Objective:
Copy out all the data, word for word.

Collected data
○ ○ ○ ○ ○ ○ ○
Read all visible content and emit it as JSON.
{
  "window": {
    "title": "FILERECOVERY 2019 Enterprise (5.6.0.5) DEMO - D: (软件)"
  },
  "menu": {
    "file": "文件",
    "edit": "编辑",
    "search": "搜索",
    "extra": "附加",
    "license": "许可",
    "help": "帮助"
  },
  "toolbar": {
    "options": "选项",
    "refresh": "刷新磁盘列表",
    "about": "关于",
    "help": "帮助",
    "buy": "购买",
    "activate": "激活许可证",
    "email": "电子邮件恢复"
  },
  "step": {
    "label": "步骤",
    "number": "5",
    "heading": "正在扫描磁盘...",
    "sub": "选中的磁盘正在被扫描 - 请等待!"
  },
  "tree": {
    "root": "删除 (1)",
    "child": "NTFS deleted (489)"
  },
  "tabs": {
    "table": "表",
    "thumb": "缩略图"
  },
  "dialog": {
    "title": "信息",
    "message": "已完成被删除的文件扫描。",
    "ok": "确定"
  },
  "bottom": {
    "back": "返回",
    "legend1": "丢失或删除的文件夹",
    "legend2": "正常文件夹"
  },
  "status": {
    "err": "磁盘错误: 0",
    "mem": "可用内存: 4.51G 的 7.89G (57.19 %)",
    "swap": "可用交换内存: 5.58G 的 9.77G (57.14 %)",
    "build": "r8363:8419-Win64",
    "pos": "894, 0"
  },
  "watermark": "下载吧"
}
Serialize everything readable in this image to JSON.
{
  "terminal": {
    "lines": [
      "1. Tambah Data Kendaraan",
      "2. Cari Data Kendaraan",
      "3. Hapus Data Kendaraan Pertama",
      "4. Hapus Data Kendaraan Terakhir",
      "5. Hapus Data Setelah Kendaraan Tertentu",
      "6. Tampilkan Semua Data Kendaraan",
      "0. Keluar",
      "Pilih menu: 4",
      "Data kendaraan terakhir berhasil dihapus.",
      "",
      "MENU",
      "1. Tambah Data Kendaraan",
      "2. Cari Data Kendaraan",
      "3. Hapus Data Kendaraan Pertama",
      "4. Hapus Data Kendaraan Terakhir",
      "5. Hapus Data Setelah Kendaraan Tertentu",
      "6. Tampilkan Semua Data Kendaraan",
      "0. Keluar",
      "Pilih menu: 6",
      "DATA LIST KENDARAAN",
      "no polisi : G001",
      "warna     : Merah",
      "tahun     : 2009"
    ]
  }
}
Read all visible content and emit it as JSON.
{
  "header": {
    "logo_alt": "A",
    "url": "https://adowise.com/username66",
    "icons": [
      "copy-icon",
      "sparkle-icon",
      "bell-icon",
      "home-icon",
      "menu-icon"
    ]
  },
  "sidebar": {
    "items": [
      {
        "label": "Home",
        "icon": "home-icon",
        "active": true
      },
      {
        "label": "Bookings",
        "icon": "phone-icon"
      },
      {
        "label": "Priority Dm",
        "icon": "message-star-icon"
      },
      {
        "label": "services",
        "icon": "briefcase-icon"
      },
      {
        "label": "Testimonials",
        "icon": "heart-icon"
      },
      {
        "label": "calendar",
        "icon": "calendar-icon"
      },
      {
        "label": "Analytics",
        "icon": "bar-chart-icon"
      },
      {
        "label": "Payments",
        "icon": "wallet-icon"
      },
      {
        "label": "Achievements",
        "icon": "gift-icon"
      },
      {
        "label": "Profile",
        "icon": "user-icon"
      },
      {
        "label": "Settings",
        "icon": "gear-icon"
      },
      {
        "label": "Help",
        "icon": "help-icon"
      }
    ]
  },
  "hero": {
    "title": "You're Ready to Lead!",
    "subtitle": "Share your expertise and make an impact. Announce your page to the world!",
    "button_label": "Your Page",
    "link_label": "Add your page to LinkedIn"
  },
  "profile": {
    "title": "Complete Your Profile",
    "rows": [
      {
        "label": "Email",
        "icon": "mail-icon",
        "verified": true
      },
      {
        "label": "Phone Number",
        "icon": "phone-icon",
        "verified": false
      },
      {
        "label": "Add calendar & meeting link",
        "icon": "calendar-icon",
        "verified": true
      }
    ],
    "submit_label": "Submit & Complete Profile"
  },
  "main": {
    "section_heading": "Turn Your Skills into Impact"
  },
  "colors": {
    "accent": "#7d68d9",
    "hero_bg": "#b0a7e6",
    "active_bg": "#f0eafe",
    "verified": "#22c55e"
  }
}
○ ○ ○ ○ ○ ○ ○
Task result:
Read all visible content and emit it as JSON.
{
  "window": {
    "title": "FILERECOVERY 2019 Enterprise (5.6.0.5) DEMO - D: (软件)"
  },
  "menu": {
    "file": "文件",
    "edit": "编辑",
    "search": "搜索",
    "extra": "附加",
    "license": "许可",
    "help": "帮助"
  },
  "toolbar": {
    "options": "选项",
    "refresh": "刷新磁盘列表",
    "about": "关于",
    "help": "帮助",
    "buy": "购买",
    "activate": "激活许可证",
    "email": "电子邮件恢复"
  },
  "step": {
    "label": "步骤",
    "number": "5",
    "heading": "正在扫描磁盘...",
    "sub": "选中的磁盘正在被扫描 - 请等待!"
  },
  "tree": {
    "root": "删除 (1)",
    "child": "NTFS deleted (489)"
  },
  "tabs": {
    "table": "表",
    "thumb": "缩略图"
  },
  "dialog": {
    "title": "信息",
    "message": "已完成被删除的文件扫描。",
    "ok": "确定"
  },
  "bottom": {
    "back": "返回",
    "legend1": "丢失或删除的文件夹",
    "legend2": "正常文件夹"
  },
  "status": {
    "err": "磁盘错误: 0",
    "mem": "可用内存: 4.51G 的 7.89G (57.19 %)",
    "swap": "可用交换内存: 5.58G 的 9.77G (57.14 %)",
    "build": "r8363:8419-Win64",
    "pos": "894, 0"
  },
  "watermark": "下载吧"
}
Serialize everything readable in this image to JSON.
{
  "terminal": {
    "lines": [
      "1. Tambah Data Kendaraan",
      "2. Cari Data Kendaraan",
      "3. Hapus Data Kendaraan Pertama",
      "4. Hapus Data Kendaraan Terakhir",
      "5. Hapus Data Setelah Kendaraan Tertentu",
      "6. Tampilkan Semua Data Kendaraan",
      "0. Keluar",
      "Pilih menu: 4",
      "Data kendaraan terakhir berhasil dihapus.",
      "",
      "MENU",
      "1. Tambah Data Kendaraan",
      "2. Cari Data Kendaraan",
      "3. Hapus Data Kendaraan Pertama",
      "4. Hapus Data Kendaraan Terakhir",
      "5. Hapus Data Setelah Kendaraan Tertentu",
      "6. Tampilkan Semua Data Kendaraan",
      "0. Keluar",
      "Pilih menu: 6",
      "DATA LIST KENDARAAN",
      "no polisi : G001",
      "warna     : Merah",
      "tahun     : 2009"
    ]
  }
}
Read all visible content and emit it as JSON.
{
  "header": {
    "logo_alt": "A",
    "url": "https://adowise.com/username66",
    "icons": [
      "copy-icon",
      "sparkle-icon",
      "bell-icon",
      "home-icon",
      "menu-icon"
    ]
  },
  "sidebar": {
    "items": [
      {
        "label": "Home",
        "icon": "home-icon",
        "active": true
      },
      {
        "label": "Bookings",
        "icon": "phone-icon"
      },
      {
        "label": "Priority Dm",
        "icon": "message-star-icon"
      },
      {
        "label": "services",
        "icon": "briefcase-icon"
      },
      {
        "label": "Testimonials",
        "icon": "heart-icon"
      },
      {
        "label": "calendar",
        "icon": "calendar-icon"
      },
      {
        "label": "Analytics",
        "icon": "bar-chart-icon"
      },
      {
        "label": "Payments",
        "icon": "wallet-icon"
      },
      {
        "label": "Achievements",
        "icon": "gift-icon"
      },
      {
        "label": "Profile",
        "icon": "user-icon"
      },
      {
        "label": "Settings",
        "icon": "gear-icon"
      },
      {
        "label": "Help",
        "icon": "help-icon"
      }
    ]
  },
  "hero": {
    "title": "You're Ready to Lead!",
    "subtitle": "Share your expertise and make an impact. Announce your page to the world!",
    "button_label": "Your Page",
    "link_label": "Add your page to LinkedIn"
  },
  "profile": {
    "title": "Complete Your Profile",
    "rows": [
      {
        "label": "Email",
        "icon": "mail-icon",
        "verified": true
      },
      {
        "label": "Phone Number",
        "icon": "phone-icon",
        "verified": false
      },
      {
        "label": "Add calendar & meeting link",
        "icon": "calendar-icon",
        "verified": true
      }
    ],
    "submit_label": "Submit & Complete Profile"
  },
  "main": {
    "section_heading": "Turn Your Skills into Impact"
  },
  "colors": {
    "accent": "#7d68d9",
    "hero_bg": "#b0a7e6",
    "active_bg": "#f0eafe",
    "verified": "#22c55e"
  }
}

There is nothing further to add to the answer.